**Records from a dataset**
....................
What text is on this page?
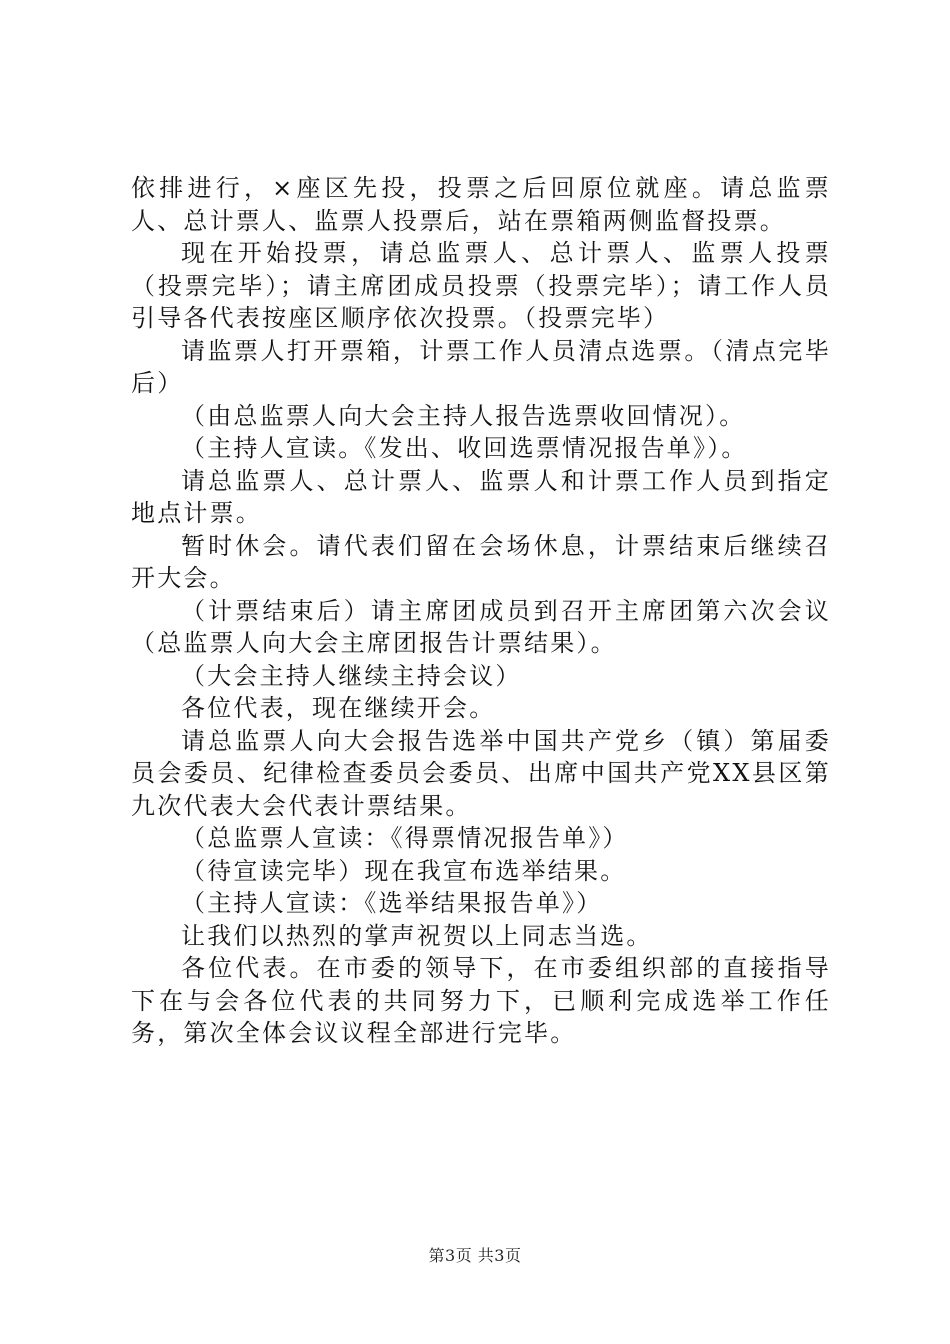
依排进行，×座区先投，投票之后回原位就座。请总监票人、总计票人、监票人投票后，站在票箱两侧监督投票。

现在开始投票，请总监票人、总计票人、监票人投票（投票完毕）；请主席团成员投票（投票完毕）；请工作人员引导各代表按座区顺序依次投票。（投票完毕）

请监票人打开票箱，计票工作人员清点选票。（清点完毕后）

（由总监票人向大会主持人报告选票收回情况）。

（主持人宣读。《发出、收回选票情况报告单》）。

请总监票人、总计票人、监票人和计票工作人员到指定地点计票。

暂时休会。请代表们留在会场休息，计票结束后继续召开大会。

（计票结束后）请主席团成员到召开主席团第六次会议（总监票人向大会主席团报告计票结果）。

（大会主持人继续主持会议）

各位代表，现在继续开会。

请总监票人向大会报告选举中国共产党乡（镇）第届委员会委员、纪律检查委员会委员、出席中国共产党XX县区第九次代表大会代表计票结果。

（总监票人宣读：《得票情况报告单》）

（待宣读完毕）现在我宣布选举结果。

（主持人宣读：《选举结果报告单》）

让我们以热烈的掌声祝贺以上同志当选。

各位代表。在市委的领导下，在市委组织部的直接指导下在与会各位代表的共同努力下，已顺利完成选举工作任务，第次全体会议议程全部进行完毕。

第3页 共3页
....................
**WRITTEN INSTRUCTION**
Working from the listing above, pick out every line that has "总计票人" and copy it.

**PROBLEM SOLUTION**
依排进行，×座区先投，投票之后回原位就座。请总监票人、总计票人、监票人投票后，站在票箱两侧监督投票。
现在开始投票，请总监票人、总计票人、监票人投票（投票完毕）；请主席团成员投票（投票完毕）；请工作人员引导各代表按座区顺序依次投票。（投票完毕）
请总监票人、总计票人、监票人和计票工作人员到指定地点计票。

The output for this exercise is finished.